*INSTRUCTION*: Every entry here needs to be repeated exactly.

*DATA PROVIDED*:

▼

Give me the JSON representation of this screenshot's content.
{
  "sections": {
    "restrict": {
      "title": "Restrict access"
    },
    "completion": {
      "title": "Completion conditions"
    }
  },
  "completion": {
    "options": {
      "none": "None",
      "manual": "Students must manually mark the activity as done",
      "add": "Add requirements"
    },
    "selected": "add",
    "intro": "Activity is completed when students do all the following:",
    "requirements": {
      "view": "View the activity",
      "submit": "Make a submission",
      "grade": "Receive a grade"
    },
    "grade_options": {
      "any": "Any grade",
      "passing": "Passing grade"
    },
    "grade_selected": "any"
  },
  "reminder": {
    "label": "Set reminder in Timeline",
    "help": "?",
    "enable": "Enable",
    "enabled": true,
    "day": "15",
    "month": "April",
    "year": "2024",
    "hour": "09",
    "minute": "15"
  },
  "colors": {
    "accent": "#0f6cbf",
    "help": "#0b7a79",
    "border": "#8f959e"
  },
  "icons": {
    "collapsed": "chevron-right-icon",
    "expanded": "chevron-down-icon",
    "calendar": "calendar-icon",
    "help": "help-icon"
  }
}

▲

*RESPONSE TO THIS TASK*:
Give me the JSON representation of this screenshot's content.
{
  "sections": {
    "restrict": {
      "title": "Restrict access"
    },
    "completion": {
      "title": "Completion conditions"
    }
  },
  "completion": {
    "options": {
      "none": "None",
      "manual": "Students must manually mark the activity as done",
      "add": "Add requirements"
    },
    "selected": "add",
    "intro": "Activity is completed when students do all the following:",
    "requirements": {
      "view": "View the activity",
      "submit": "Make a submission",
      "grade": "Receive a grade"
    },
    "grade_options": {
      "any": "Any grade",
      "passing": "Passing grade"
    },
    "grade_selected": "any"
  },
  "reminder": {
    "label": "Set reminder in Timeline",
    "help": "?",
    "enable": "Enable",
    "enabled": true,
    "day": "15",
    "month": "April",
    "year": "2024",
    "hour": "09",
    "minute": "15"
  },
  "colors": {
    "accent": "#0f6cbf",
    "help": "#0b7a79",
    "border": "#8f959e"
  },
  "icons": {
    "collapsed": "chevron-right-icon",
    "expanded": "chevron-down-icon",
    "calendar": "calendar-icon",
    "help": "help-icon"
  }
}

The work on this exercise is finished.